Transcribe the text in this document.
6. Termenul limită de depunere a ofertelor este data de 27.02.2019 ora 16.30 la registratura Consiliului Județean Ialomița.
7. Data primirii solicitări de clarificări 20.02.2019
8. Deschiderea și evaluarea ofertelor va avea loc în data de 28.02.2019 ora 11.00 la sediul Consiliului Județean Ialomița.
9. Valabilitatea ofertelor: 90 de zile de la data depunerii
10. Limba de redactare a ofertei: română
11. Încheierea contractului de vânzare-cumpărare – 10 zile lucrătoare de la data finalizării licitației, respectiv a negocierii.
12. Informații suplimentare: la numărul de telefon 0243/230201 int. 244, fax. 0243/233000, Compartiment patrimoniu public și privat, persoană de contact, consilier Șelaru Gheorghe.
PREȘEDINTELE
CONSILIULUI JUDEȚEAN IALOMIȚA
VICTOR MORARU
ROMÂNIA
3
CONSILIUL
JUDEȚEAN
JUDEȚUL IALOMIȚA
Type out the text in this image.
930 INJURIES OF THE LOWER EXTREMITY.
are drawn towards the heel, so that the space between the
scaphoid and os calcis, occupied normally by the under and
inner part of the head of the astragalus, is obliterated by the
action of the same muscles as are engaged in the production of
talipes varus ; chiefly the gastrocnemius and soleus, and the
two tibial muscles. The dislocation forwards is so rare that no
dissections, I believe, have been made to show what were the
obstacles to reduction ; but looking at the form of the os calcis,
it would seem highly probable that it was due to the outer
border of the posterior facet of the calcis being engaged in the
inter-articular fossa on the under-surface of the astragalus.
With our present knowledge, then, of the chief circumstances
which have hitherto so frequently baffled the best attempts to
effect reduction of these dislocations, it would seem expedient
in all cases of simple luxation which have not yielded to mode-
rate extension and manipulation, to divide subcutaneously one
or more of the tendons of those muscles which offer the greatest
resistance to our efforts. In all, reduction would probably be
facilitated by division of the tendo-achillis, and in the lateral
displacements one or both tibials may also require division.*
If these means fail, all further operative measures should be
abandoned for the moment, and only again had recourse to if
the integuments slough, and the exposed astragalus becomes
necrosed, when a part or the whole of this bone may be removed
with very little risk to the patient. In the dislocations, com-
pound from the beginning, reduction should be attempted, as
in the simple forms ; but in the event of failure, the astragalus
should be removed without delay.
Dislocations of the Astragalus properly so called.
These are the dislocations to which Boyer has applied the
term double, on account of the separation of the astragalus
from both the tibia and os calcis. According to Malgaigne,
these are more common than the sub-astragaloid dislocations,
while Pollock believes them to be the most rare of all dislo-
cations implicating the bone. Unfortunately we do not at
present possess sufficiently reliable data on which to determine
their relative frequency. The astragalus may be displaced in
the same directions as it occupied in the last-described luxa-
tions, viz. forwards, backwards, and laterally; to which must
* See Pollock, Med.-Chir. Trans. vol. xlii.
----------------
§ **Aim**: Restate each of the entries above verbatim.

§ **Solution to this task**:
Transcribe the text in this document.
6. Termenul limită de depunere a ofertelor este data de 27.02.2019 ora 16.30 la registratura Consiliului Județean Ialomița.
7. Data primirii solicitări de clarificări 20.02.2019
8. Deschiderea și evaluarea ofertelor va avea loc în data de 28.02.2019 ora 11.00 la sediul Consiliului Județean Ialomița.
9. Valabilitatea ofertelor: 90 de zile de la data depunerii
10. Limba de redactare a ofertei: română
11. Încheierea contractului de vânzare-cumpărare – 10 zile lucrătoare de la data finalizării licitației, respectiv a negocierii.
12. Informații suplimentare: la numărul de telefon 0243/230201 int. 244, fax. 0243/233000, Compartiment patrimoniu public și privat, persoană de contact, consilier Șelaru Gheorghe.
PREȘEDINTELE
CONSILIULUI JUDEȚEAN IALOMIȚA
VICTOR MORARU
ROMÂNIA
3
CONSILIUL
JUDEȚEAN
JUDEȚUL IALOMIȚA
Type out the text in this image.
930 INJURIES OF THE LOWER EXTREMITY.
are drawn towards the heel, so that the space between the
scaphoid and os calcis, occupied normally by the under and
inner part of the head of the astragalus, is obliterated by the
action of the same muscles as are engaged in the production of
talipes varus ; chiefly the gastrocnemius and soleus, and the
two tibial muscles. The dislocation forwards is so rare that no
dissections, I believe, have been made to show what were the
obstacles to reduction ; but looking at the form of the os calcis,
it would seem highly probable that it was due to the outer
border of the posterior facet of the calcis being engaged in the
inter-articular fossa on the under-surface of the astragalus.
With our present knowledge, then, of the chief circumstances
which have hitherto so frequently baffled the best attempts to
effect reduction of these dislocations, it would seem expedient
in all cases of simple luxation which have not yielded to mode-
rate extension and manipulation, to divide subcutaneously one
or more of the tendons of those muscles which offer the greatest
resistance to our efforts. In all, reduction would probably be
facilitated by division of the tendo-achillis, and in the lateral
displacements one or both tibials may also require division.*
If these means fail, all further operative measures should be
abandoned for the moment, and only again had recourse to if
the integuments slough, and the exposed astragalus becomes
necrosed, when a part or the whole of this bone may be removed
with very little risk to the patient. In the dislocations, com-
pound from the beginning, reduction should be attempted, as
in the simple forms ; but in the event of failure, the astragalus
should be removed without delay.
Dislocations of the Astragalus properly so called.
These are the dislocations to which Boyer has applied the
term double, on account of the separation of the astragalus
from both the tibia and os calcis. According to Malgaigne,
these are more common than the sub-astragaloid dislocations,
while Pollock believes them to be the most rare of all dislo-
cations implicating the bone. Unfortunately we do not at
present possess sufficiently reliable data on which to determine
their relative frequency. The astragalus may be displaced in
the same directions as it occupied in the last-described luxa-
tions, viz. forwards, backwards, and laterally; to which must
* See Pollock, Med.-Chir. Trans. vol. xlii.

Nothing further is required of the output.